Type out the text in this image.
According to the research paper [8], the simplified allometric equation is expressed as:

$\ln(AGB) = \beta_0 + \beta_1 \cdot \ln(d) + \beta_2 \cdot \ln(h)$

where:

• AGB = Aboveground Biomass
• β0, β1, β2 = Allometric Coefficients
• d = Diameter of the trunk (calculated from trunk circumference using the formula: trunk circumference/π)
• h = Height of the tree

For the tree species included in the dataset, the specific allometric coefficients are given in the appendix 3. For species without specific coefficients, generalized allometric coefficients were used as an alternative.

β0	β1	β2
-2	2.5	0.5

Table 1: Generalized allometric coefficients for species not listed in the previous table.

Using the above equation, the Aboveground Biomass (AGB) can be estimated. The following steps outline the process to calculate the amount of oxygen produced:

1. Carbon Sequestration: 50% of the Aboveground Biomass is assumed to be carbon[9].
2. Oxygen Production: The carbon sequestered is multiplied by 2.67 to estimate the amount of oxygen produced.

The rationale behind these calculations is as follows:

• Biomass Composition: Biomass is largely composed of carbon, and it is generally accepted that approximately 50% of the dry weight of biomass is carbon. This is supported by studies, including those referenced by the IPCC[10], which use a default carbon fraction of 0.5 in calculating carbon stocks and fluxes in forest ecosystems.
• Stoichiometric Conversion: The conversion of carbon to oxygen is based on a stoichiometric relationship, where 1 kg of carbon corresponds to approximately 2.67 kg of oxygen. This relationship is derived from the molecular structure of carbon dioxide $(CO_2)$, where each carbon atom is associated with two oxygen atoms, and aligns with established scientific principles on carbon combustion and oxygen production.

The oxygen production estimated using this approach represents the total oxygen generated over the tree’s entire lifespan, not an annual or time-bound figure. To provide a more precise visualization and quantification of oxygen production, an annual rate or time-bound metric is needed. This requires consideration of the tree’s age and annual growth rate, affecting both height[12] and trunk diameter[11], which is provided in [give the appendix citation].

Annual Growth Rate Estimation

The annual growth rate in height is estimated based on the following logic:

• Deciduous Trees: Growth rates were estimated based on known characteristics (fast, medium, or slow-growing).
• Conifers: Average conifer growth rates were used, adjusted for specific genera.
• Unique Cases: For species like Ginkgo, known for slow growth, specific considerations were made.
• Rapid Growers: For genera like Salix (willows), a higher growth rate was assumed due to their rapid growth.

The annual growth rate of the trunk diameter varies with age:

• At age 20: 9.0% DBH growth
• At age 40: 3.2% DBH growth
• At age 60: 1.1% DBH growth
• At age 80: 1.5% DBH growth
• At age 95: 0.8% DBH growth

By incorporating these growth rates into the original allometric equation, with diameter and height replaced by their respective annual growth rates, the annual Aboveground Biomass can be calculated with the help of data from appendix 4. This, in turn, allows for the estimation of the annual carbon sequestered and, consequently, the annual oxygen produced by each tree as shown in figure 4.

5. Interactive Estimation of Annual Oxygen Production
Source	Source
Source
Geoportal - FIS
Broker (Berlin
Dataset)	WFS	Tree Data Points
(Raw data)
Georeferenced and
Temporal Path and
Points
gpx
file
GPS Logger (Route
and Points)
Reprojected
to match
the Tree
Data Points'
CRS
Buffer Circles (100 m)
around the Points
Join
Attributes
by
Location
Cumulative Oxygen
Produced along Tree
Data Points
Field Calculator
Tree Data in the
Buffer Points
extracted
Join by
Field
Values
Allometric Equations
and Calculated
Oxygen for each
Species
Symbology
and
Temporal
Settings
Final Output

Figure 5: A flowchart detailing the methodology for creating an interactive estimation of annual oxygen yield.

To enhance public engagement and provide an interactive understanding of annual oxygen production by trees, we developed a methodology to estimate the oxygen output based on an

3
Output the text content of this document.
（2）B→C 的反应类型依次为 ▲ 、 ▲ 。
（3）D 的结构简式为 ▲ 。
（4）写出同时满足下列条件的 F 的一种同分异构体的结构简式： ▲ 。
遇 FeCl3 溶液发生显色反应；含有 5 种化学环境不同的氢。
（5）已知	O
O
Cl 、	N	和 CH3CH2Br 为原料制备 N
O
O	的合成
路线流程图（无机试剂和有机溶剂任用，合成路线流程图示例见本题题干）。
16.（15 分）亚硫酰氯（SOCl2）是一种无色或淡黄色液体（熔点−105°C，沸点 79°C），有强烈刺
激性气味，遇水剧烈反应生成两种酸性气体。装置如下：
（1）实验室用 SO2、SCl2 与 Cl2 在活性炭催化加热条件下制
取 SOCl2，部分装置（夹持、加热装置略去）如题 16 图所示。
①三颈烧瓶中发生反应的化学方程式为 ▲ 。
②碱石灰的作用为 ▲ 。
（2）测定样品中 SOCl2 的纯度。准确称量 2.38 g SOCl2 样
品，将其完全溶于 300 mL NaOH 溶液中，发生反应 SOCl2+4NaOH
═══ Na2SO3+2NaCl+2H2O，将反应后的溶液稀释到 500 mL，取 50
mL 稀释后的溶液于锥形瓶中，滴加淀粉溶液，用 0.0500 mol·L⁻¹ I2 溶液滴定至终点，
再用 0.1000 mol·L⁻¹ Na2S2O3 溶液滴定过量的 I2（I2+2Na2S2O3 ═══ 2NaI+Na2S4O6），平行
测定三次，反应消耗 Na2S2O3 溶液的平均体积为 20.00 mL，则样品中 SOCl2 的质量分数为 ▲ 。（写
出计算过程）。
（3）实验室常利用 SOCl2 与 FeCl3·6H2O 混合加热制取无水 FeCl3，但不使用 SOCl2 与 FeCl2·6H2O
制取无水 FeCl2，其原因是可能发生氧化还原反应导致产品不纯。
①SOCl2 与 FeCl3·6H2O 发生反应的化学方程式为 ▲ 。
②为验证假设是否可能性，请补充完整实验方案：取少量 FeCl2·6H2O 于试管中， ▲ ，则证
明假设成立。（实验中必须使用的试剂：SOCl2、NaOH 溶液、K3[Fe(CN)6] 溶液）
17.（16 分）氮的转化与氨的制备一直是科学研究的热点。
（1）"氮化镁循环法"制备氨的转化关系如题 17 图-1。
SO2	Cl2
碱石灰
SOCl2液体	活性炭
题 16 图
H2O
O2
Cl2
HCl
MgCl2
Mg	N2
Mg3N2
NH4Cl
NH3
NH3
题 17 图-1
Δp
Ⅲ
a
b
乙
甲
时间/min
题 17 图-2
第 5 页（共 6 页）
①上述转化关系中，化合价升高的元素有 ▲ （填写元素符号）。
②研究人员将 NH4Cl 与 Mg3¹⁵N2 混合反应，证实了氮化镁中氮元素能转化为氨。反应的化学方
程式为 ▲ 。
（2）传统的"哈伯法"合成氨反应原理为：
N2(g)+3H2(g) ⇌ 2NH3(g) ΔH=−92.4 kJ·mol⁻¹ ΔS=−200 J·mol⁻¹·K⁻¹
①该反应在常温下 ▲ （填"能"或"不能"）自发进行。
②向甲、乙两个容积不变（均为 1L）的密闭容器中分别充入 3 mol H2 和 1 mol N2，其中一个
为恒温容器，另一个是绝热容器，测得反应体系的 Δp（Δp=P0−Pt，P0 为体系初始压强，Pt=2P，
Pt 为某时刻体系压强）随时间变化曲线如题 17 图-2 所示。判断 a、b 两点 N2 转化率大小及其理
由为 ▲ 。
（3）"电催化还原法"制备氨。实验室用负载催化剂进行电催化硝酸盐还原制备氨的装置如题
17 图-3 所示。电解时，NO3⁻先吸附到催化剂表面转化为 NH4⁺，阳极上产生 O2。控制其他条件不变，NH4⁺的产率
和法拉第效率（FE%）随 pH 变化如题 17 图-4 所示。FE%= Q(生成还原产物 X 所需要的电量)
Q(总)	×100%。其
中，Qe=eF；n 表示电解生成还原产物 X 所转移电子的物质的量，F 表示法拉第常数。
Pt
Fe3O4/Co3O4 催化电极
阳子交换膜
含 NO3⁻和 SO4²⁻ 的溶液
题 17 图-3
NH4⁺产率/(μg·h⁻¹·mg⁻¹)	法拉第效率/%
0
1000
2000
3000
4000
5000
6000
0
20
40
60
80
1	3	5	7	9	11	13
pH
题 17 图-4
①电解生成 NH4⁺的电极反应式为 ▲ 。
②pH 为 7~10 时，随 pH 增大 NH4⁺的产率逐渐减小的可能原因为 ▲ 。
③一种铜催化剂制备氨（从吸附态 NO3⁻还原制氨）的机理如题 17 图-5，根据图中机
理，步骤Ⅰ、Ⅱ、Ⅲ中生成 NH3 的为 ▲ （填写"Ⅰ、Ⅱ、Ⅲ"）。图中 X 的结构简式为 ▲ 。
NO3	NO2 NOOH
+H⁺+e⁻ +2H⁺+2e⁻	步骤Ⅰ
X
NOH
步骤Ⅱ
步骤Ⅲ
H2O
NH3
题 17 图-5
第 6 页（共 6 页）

——

Description of the task: All lines above with "estimated" in them should be returned.

Reply to the exercise:
Using the above equation, the Aboveground Biomass (AGB) can be estimated. The following steps outline the process to calculate the amount of oxygen produced:
The oxygen production estimated using this approach represents the total oxygen generated over the tree’s entire lifespan, not an annual or time-bound figure. To provide a more precise visualization and quantification of oxygen production, an annual rate or time-bound metric is needed. This requires consideration of the tree’s age and annual growth rate, affecting both height[12] and trunk diameter[11], which is provided in [give the appendix citation].
The annual growth rate in height is estimated based on the following logic:
• Deciduous Trees: Growth rates were estimated based on known characteristics (fast, medium, or slow-growing).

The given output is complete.